* Exercise brief
Copy all lines in which the word "vuelan" can be found.

[Recorded data]
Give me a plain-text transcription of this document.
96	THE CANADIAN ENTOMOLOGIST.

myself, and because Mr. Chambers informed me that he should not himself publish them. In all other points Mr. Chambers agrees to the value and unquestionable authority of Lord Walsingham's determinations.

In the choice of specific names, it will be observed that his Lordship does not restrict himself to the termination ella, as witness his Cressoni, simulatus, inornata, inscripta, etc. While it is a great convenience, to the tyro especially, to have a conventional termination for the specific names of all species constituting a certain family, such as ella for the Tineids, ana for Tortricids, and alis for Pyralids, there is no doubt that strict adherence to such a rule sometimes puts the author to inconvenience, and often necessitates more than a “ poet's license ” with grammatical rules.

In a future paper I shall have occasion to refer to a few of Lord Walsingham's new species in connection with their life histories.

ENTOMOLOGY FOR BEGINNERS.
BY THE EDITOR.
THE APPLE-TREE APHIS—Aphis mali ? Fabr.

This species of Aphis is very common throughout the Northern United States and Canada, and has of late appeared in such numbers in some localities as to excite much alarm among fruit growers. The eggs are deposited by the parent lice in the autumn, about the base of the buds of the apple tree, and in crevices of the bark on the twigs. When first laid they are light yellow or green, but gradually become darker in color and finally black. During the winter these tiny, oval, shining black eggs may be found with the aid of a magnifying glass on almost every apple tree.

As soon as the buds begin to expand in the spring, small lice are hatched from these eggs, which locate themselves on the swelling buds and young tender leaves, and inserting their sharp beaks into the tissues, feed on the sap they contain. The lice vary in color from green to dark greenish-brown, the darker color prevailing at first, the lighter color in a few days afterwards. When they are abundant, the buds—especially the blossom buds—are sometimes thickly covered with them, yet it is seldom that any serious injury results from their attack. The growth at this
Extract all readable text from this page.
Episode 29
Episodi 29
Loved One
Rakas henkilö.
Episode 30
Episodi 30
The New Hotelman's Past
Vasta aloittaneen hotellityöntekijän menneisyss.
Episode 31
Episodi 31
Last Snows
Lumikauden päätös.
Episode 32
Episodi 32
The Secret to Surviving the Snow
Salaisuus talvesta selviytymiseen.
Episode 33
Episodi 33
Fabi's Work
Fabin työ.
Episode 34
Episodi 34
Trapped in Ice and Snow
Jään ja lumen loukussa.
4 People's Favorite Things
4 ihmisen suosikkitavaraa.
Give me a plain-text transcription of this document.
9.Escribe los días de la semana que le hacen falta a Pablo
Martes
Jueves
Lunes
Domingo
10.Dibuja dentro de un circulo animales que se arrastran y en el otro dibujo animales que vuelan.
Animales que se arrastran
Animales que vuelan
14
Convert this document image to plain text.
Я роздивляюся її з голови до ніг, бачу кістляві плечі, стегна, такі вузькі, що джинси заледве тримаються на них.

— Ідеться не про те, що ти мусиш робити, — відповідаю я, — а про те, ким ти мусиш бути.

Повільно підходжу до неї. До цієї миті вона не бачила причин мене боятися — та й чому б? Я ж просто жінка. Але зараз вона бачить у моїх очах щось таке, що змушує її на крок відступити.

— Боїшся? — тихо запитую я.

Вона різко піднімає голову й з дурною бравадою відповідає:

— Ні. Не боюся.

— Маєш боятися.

* Finished answer
10.Dibuja dentro de un circulo animales que se arrastran y en el otro dibujo animales que vuelan.
Animales que vuelan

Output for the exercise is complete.